Return all of the entries exactly as written.

Excerpts from a figure dataset
'''

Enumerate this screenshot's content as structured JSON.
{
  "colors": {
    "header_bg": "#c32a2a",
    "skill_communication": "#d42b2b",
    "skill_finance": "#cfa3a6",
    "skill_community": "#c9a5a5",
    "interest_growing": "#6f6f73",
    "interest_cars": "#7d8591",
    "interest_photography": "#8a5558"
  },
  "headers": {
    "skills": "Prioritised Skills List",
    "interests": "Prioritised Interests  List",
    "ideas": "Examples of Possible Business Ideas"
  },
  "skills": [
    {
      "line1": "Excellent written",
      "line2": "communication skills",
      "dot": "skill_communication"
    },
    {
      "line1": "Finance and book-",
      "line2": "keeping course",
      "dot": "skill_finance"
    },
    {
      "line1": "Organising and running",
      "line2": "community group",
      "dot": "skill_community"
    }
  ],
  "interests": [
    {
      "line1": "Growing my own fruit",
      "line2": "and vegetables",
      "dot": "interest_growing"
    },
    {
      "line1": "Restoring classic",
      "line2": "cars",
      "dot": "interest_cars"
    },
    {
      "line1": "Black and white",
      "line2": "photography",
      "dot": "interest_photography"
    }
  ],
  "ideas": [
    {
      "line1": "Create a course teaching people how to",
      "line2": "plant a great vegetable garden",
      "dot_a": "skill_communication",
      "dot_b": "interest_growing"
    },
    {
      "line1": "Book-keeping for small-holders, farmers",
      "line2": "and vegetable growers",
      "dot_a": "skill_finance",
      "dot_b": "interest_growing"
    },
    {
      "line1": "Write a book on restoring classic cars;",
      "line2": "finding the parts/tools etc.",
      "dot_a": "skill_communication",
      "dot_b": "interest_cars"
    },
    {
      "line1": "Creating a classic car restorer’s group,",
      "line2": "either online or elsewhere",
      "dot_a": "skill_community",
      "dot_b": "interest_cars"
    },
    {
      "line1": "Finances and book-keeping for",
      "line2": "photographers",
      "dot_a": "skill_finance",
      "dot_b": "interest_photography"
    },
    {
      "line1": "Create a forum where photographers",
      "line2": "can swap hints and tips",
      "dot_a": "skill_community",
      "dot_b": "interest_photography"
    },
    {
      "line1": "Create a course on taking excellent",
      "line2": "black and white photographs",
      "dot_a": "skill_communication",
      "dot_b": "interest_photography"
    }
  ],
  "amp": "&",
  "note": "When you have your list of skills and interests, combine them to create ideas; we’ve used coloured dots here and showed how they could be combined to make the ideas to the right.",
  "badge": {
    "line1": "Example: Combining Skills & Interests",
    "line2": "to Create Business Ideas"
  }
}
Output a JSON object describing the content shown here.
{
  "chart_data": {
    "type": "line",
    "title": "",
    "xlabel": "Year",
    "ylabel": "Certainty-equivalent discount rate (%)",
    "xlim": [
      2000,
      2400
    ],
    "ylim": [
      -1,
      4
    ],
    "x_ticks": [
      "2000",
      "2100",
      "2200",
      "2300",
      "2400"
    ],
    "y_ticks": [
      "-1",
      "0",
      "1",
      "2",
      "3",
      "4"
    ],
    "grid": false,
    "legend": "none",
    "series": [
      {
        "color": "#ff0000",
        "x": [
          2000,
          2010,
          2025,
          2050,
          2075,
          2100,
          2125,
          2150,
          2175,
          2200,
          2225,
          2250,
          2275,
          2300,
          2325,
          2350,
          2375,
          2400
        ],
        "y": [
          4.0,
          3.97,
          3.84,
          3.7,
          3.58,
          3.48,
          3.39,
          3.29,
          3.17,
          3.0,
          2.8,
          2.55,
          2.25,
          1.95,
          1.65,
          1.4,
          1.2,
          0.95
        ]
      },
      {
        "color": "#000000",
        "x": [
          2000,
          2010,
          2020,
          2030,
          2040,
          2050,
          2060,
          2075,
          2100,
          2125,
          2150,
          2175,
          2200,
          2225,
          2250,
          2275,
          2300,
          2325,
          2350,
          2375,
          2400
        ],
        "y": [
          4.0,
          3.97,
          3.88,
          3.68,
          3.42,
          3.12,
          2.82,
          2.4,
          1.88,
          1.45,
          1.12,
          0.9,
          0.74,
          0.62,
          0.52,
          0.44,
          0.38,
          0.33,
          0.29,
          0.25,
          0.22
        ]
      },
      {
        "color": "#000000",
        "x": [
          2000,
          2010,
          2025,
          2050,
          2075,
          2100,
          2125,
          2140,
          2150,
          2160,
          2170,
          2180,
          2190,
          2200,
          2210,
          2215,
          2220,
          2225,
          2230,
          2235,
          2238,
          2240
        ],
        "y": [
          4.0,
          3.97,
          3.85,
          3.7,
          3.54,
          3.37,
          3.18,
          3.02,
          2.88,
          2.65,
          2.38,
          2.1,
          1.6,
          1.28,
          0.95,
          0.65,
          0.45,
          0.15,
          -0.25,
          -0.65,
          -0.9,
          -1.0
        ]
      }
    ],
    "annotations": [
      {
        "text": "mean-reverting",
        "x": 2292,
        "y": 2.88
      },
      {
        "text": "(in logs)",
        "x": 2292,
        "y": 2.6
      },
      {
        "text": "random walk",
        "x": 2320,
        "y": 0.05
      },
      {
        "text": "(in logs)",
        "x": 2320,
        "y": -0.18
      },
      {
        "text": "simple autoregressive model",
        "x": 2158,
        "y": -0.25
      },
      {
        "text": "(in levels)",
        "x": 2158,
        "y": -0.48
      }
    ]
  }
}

'''

▶ **Output of the exercise**:
Enumerate this screenshot's content as structured JSON.
{
  "colors": {
    "header_bg": "#c32a2a",
    "skill_communication": "#d42b2b",
    "skill_finance": "#cfa3a6",
    "skill_community": "#c9a5a5",
    "interest_growing": "#6f6f73",
    "interest_cars": "#7d8591",
    "interest_photography": "#8a5558"
  },
  "headers": {
    "skills": "Prioritised Skills List",
    "interests": "Prioritised Interests  List",
    "ideas": "Examples of Possible Business Ideas"
  },
  "skills": [
    {
      "line1": "Excellent written",
      "line2": "communication skills",
      "dot": "skill_communication"
    },
    {
      "line1": "Finance and book-",
      "line2": "keeping course",
      "dot": "skill_finance"
    },
    {
      "line1": "Organising and running",
      "line2": "community group",
      "dot": "skill_community"
    }
  ],
  "interests": [
    {
      "line1": "Growing my own fruit",
      "line2": "and vegetables",
      "dot": "interest_growing"
    },
    {
      "line1": "Restoring classic",
      "line2": "cars",
      "dot": "interest_cars"
    },
    {
      "line1": "Black and white",
      "line2": "photography",
      "dot": "interest_photography"
    }
  ],
  "ideas": [
    {
      "line1": "Create a course teaching people how to",
      "line2": "plant a great vegetable garden",
      "dot_a": "skill_communication",
      "dot_b": "interest_growing"
    },
    {
      "line1": "Book-keeping for small-holders, farmers",
      "line2": "and vegetable growers",
      "dot_a": "skill_finance",
      "dot_b": "interest_growing"
    },
    {
      "line1": "Write a book on restoring classic cars;",
      "line2": "finding the parts/tools etc.",
      "dot_a": "skill_communication",
      "dot_b": "interest_cars"
    },
    {
      "line1": "Creating a classic car restorer’s group,",
      "line2": "either online or elsewhere",
      "dot_a": "skill_community",
      "dot_b": "interest_cars"
    },
    {
      "line1": "Finances and book-keeping for",
      "line2": "photographers",
      "dot_a": "skill_finance",
      "dot_b": "interest_photography"
    },
    {
      "line1": "Create a forum where photographers",
      "line2": "can swap hints and tips",
      "dot_a": "skill_community",
      "dot_b": "interest_photography"
    },
    {
      "line1": "Create a course on taking excellent",
      "line2": "black and white photographs",
      "dot_a": "skill_communication",
      "dot_b": "interest_photography"
    }
  ],
  "amp": "&",
  "note": "When you have your list of skills and interests, combine them to create ideas; we’ve used coloured dots here and showed how they could be combined to make the ideas to the right.",
  "badge": {
    "line1": "Example: Combining Skills & Interests",
    "line2": "to Create Business Ideas"
  }
}
Output a JSON object describing the content shown here.
{
  "chart_data": {
    "type": "line",
    "title": "",
    "xlabel": "Year",
    "ylabel": "Certainty-equivalent discount rate (%)",
    "xlim": [
      2000,
      2400
    ],
    "ylim": [
      -1,
      4
    ],
    "x_ticks": [
      "2000",
      "2100",
      "2200",
      "2300",
      "2400"
    ],
    "y_ticks": [
      "-1",
      "0",
      "1",
      "2",
      "3",
      "4"
    ],
    "grid": false,
    "legend": "none",
    "series": [
      {
        "color": "#ff0000",
        "x": [
          2000,
          2010,
          2025,
          2050,
          2075,
          2100,
          2125,
          2150,
          2175,
          2200,
          2225,
          2250,
          2275,
          2300,
          2325,
          2350,
          2375,
          2400
        ],
        "y": [
          4.0,
          3.97,
          3.84,
          3.7,
          3.58,
          3.48,
          3.39,
          3.29,
          3.17,
          3.0,
          2.8,
          2.55,
          2.25,
          1.95,
          1.65,
          1.4,
          1.2,
          0.95
        ]
      },
      {
        "color": "#000000",
        "x": [
          2000,
          2010,
          2020,
          2030,
          2040,
          2050,
          2060,
          2075,
          2100,
          2125,
          2150,
          2175,
          2200,
          2225,
          2250,
          2275,
          2300,
          2325,
          2350,
          2375,
          2400
        ],
        "y": [
          4.0,
          3.97,
          3.88,
          3.68,
          3.42,
          3.12,
          2.82,
          2.4,
          1.88,
          1.45,
          1.12,
          0.9,
          0.74,
          0.62,
          0.52,
          0.44,
          0.38,
          0.33,
          0.29,
          0.25,
          0.22
        ]
      },
      {
        "color": "#000000",
        "x": [
          2000,
          2010,
          2025,
          2050,
          2075,
          2100,
          2125,
          2140,
          2150,
          2160,
          2170,
          2180,
          2190,
          2200,
          2210,
          2215,
          2220,
          2225,
          2230,
          2235,
          2238,
          2240
        ],
        "y": [
          4.0,
          3.97,
          3.85,
          3.7,
          3.54,
          3.37,
          3.18,
          3.02,
          2.88,
          2.65,
          2.38,
          2.1,
          1.6,
          1.28,
          0.95,
          0.65,
          0.45,
          0.15,
          -0.25,
          -0.65,
          -0.9,
          -1.0
        ]
      }
    ],
    "annotations": [
      {
        "text": "mean-reverting",
        "x": 2292,
        "y": 2.88
      },
      {
        "text": "(in logs)",
        "x": 2292,
        "y": 2.6
      },
      {
        "text": "random walk",
        "x": 2320,
        "y": 0.05
      },
      {
        "text": "(in logs)",
        "x": 2320,
        "y": -0.18
      },
      {
        "text": "simple autoregressive model",
        "x": 2158,
        "y": -0.25
      },
      {
        "text": "(in levels)",
        "x": 2158,
        "y": -0.48
      }
    ]
  }
}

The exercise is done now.